**Written exercise**
Restate the full set of records exactly, without adding or dropping a word.

Lines of data:
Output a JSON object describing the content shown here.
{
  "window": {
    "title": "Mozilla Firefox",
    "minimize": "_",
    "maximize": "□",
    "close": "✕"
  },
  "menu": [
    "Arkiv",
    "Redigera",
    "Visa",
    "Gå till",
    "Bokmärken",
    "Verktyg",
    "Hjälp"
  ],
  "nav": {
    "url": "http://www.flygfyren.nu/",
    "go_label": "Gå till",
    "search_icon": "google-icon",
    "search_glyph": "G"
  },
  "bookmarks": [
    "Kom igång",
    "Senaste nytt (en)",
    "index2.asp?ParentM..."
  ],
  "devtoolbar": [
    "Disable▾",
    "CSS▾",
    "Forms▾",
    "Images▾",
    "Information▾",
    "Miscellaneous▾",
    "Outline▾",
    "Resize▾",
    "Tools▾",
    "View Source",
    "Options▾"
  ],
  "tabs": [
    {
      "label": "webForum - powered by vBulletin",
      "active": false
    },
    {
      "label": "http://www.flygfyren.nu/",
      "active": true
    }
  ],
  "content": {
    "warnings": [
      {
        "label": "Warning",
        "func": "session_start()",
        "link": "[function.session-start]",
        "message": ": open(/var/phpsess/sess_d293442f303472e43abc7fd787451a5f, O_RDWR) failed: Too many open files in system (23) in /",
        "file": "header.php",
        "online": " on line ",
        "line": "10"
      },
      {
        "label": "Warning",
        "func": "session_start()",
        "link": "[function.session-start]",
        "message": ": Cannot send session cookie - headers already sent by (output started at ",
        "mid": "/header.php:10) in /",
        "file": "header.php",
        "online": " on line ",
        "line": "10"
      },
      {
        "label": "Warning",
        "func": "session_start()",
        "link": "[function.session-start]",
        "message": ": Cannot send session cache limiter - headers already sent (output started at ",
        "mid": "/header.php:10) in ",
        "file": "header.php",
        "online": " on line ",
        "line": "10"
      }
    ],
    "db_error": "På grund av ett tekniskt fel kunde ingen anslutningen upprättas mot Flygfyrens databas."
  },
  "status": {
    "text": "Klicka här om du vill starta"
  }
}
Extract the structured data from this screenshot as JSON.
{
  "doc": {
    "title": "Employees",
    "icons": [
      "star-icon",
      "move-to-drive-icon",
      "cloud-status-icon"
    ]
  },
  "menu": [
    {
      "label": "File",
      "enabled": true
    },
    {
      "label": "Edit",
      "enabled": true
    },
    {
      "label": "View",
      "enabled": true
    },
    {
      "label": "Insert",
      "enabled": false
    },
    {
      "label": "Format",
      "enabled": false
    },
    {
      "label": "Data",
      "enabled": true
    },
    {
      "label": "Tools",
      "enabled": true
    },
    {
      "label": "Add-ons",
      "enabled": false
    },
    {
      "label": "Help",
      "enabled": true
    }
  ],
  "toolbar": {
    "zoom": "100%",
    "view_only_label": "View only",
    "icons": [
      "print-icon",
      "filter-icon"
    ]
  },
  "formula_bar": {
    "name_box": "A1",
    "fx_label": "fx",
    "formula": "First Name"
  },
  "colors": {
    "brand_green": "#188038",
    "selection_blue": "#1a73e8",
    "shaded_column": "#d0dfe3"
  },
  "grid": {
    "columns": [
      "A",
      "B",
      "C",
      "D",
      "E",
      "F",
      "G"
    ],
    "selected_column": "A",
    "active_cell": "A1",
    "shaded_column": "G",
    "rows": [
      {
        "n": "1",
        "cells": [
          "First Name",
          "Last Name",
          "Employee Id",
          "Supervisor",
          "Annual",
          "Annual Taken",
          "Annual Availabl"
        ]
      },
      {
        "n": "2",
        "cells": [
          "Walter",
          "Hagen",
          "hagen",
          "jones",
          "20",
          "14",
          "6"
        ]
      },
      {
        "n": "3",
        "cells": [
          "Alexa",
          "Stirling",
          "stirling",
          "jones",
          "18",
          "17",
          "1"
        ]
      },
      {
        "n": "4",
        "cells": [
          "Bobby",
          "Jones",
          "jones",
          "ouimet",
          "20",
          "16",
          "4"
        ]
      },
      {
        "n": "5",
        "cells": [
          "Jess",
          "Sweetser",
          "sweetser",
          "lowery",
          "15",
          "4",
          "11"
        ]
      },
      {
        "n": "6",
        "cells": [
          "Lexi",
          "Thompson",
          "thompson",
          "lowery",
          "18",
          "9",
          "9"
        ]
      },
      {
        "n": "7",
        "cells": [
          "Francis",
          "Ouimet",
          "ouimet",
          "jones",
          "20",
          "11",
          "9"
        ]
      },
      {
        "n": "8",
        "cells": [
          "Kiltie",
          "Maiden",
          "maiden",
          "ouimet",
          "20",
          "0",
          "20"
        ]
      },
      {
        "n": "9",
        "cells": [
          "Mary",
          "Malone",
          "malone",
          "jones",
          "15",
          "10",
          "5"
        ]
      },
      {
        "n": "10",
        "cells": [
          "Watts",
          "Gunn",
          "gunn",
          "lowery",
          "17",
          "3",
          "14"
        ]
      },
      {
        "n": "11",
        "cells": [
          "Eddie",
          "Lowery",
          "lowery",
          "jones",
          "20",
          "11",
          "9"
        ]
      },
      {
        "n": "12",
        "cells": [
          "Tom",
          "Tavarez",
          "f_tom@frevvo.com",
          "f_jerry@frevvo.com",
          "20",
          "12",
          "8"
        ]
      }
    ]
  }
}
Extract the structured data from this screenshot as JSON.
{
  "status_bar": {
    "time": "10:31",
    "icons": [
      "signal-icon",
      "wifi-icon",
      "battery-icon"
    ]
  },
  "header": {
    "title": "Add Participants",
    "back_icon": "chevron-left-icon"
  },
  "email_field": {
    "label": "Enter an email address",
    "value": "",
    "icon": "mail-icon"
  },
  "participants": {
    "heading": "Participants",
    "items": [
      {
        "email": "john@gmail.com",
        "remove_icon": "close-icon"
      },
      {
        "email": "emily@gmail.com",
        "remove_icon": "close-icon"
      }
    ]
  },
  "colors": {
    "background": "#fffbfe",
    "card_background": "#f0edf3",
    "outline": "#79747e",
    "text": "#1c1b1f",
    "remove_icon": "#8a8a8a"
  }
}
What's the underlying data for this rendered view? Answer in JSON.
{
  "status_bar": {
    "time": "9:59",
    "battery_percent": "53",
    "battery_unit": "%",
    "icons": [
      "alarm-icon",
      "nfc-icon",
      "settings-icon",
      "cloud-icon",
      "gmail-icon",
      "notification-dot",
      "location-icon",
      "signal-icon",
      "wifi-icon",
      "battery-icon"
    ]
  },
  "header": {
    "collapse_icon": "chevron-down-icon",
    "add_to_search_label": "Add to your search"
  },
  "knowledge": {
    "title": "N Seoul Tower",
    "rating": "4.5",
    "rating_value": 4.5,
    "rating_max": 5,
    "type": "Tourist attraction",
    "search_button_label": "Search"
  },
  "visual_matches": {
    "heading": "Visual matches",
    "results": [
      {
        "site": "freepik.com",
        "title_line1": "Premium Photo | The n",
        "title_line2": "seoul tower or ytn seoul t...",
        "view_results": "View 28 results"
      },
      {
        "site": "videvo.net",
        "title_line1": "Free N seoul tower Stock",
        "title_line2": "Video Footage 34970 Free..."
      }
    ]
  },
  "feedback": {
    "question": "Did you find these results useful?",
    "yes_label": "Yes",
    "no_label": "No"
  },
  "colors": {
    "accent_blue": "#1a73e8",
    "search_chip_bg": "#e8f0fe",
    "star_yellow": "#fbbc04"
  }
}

**Correct response**
Output a JSON object describing the content shown here.
{
  "window": {
    "title": "Mozilla Firefox",
    "minimize": "_",
    "maximize": "□",
    "close": "✕"
  },
  "menu": [
    "Arkiv",
    "Redigera",
    "Visa",
    "Gå till",
    "Bokmärken",
    "Verktyg",
    "Hjälp"
  ],
  "nav": {
    "url": "http://www.flygfyren.nu/",
    "go_label": "Gå till",
    "search_icon": "google-icon",
    "search_glyph": "G"
  },
  "bookmarks": [
    "Kom igång",
    "Senaste nytt (en)",
    "index2.asp?ParentM..."
  ],
  "devtoolbar": [
    "Disable▾",
    "CSS▾",
    "Forms▾",
    "Images▾",
    "Information▾",
    "Miscellaneous▾",
    "Outline▾",
    "Resize▾",
    "Tools▾",
    "View Source",
    "Options▾"
  ],
  "tabs": [
    {
      "label": "webForum - powered by vBulletin",
      "active": false
    },
    {
      "label": "http://www.flygfyren.nu/",
      "active": true
    }
  ],
  "content": {
    "warnings": [
      {
        "label": "Warning",
        "func": "session_start()",
        "link": "[function.session-start]",
        "message": ": open(/var/phpsess/sess_d293442f303472e43abc7fd787451a5f, O_RDWR) failed: Too many open files in system (23) in /",
        "file": "header.php",
        "online": " on line ",
        "line": "10"
      },
      {
        "label": "Warning",
        "func": "session_start()",
        "link": "[function.session-start]",
        "message": ": Cannot send session cookie - headers already sent by (output started at ",
        "mid": "/header.php:10) in /",
        "file": "header.php",
        "online": " on line ",
        "line": "10"
      },
      {
        "label": "Warning",
        "func": "session_start()",
        "link": "[function.session-start]",
        "message": ": Cannot send session cache limiter - headers already sent (output started at ",
        "mid": "/header.php:10) in ",
        "file": "header.php",
        "online": " on line ",
        "line": "10"
      }
    ],
    "db_error": "På grund av ett tekniskt fel kunde ingen anslutningen upprättas mot Flygfyrens databas."
  },
  "status": {
    "text": "Klicka här om du vill starta"
  }
}
Extract the structured data from this screenshot as JSON.
{
  "doc": {
    "title": "Employees",
    "icons": [
      "star-icon",
      "move-to-drive-icon",
      "cloud-status-icon"
    ]
  },
  "menu": [
    {
      "label": "File",
      "enabled": true
    },
    {
      "label": "Edit",
      "enabled": true
    },
    {
      "label": "View",
      "enabled": true
    },
    {
      "label": "Insert",
      "enabled": false
    },
    {
      "label": "Format",
      "enabled": false
    },
    {
      "label": "Data",
      "enabled": true
    },
    {
      "label": "Tools",
      "enabled": true
    },
    {
      "label": "Add-ons",
      "enabled": false
    },
    {
      "label": "Help",
      "enabled": true
    }
  ],
  "toolbar": {
    "zoom": "100%",
    "view_only_label": "View only",
    "icons": [
      "print-icon",
      "filter-icon"
    ]
  },
  "formula_bar": {
    "name_box": "A1",
    "fx_label": "fx",
    "formula": "First Name"
  },
  "colors": {
    "brand_green": "#188038",
    "selection_blue": "#1a73e8",
    "shaded_column": "#d0dfe3"
  },
  "grid": {
    "columns": [
      "A",
      "B",
      "C",
      "D",
      "E",
      "F",
      "G"
    ],
    "selected_column": "A",
    "active_cell": "A1",
    "shaded_column": "G",
    "rows": [
      {
        "n": "1",
        "cells": [
          "First Name",
          "Last Name",
          "Employee Id",
          "Supervisor",
          "Annual",
          "Annual Taken",
          "Annual Availabl"
        ]
      },
      {
        "n": "2",
        "cells": [
          "Walter",
          "Hagen",
          "hagen",
          "jones",
          "20",
          "14",
          "6"
        ]
      },
      {
        "n": "3",
        "cells": [
          "Alexa",
          "Stirling",
          "stirling",
          "jones",
          "18",
          "17",
          "1"
        ]
      },
      {
        "n": "4",
        "cells": [
          "Bobby",
          "Jones",
          "jones",
          "ouimet",
          "20",
          "16",
          "4"
        ]
      },
      {
        "n": "5",
        "cells": [
          "Jess",
          "Sweetser",
          "sweetser",
          "lowery",
          "15",
          "4",
          "11"
        ]
      },
      {
        "n": "6",
        "cells": [
          "Lexi",
          "Thompson",
          "thompson",
          "lowery",
          "18",
          "9",
          "9"
        ]
      },
      {
        "n": "7",
        "cells": [
          "Francis",
          "Ouimet",
          "ouimet",
          "jones",
          "20",
          "11",
          "9"
        ]
      },
      {
        "n": "8",
        "cells": [
          "Kiltie",
          "Maiden",
          "maiden",
          "ouimet",
          "20",
          "0",
          "20"
        ]
      },
      {
        "n": "9",
        "cells": [
          "Mary",
          "Malone",
          "malone",
          "jones",
          "15",
          "10",
          "5"
        ]
      },
      {
        "n": "10",
        "cells": [
          "Watts",
          "Gunn",
          "gunn",
          "lowery",
          "17",
          "3",
          "14"
        ]
      },
      {
        "n": "11",
        "cells": [
          "Eddie",
          "Lowery",
          "lowery",
          "jones",
          "20",
          "11",
          "9"
        ]
      },
      {
        "n": "12",
        "cells": [
          "Tom",
          "Tavarez",
          "f_tom@frevvo.com",
          "f_jerry@frevvo.com",
          "20",
          "12",
          "8"
        ]
      }
    ]
  }
}
Extract the structured data from this screenshot as JSON.
{
  "status_bar": {
    "time": "10:31",
    "icons": [
      "signal-icon",
      "wifi-icon",
      "battery-icon"
    ]
  },
  "header": {
    "title": "Add Participants",
    "back_icon": "chevron-left-icon"
  },
  "email_field": {
    "label": "Enter an email address",
    "value": "",
    "icon": "mail-icon"
  },
  "participants": {
    "heading": "Participants",
    "items": [
      {
        "email": "john@gmail.com",
        "remove_icon": "close-icon"
      },
      {
        "email": "emily@gmail.com",
        "remove_icon": "close-icon"
      }
    ]
  },
  "colors": {
    "background": "#fffbfe",
    "card_background": "#f0edf3",
    "outline": "#79747e",
    "text": "#1c1b1f",
    "remove_icon": "#8a8a8a"
  }
}
What's the underlying data for this rendered view? Answer in JSON.
{
  "status_bar": {
    "time": "9:59",
    "battery_percent": "53",
    "battery_unit": "%",
    "icons": [
      "alarm-icon",
      "nfc-icon",
      "settings-icon",
      "cloud-icon",
      "gmail-icon",
      "notification-dot",
      "location-icon",
      "signal-icon",
      "wifi-icon",
      "battery-icon"
    ]
  },
  "header": {
    "collapse_icon": "chevron-down-icon",
    "add_to_search_label": "Add to your search"
  },
  "knowledge": {
    "title": "N Seoul Tower",
    "rating": "4.5",
    "rating_value": 4.5,
    "rating_max": 5,
    "type": "Tourist attraction",
    "search_button_label": "Search"
  },
  "visual_matches": {
    "heading": "Visual matches",
    "results": [
      {
        "site": "freepik.com",
        "title_line1": "Premium Photo | The n",
        "title_line2": "seoul tower or ytn seoul t...",
        "view_results": "View 28 results"
      },
      {
        "site": "videvo.net",
        "title_line1": "Free N seoul tower Stock",
        "title_line2": "Video Footage 34970 Free..."
      }
    ]
  },
  "feedback": {
    "question": "Did you find these results useful?",
    "yes_label": "Yes",
    "no_label": "No"
  },
  "colors": {
    "accent_blue": "#1a73e8",
    "search_chip_bg": "#e8f0fe",
    "star_yellow": "#fbbc04"
  }
}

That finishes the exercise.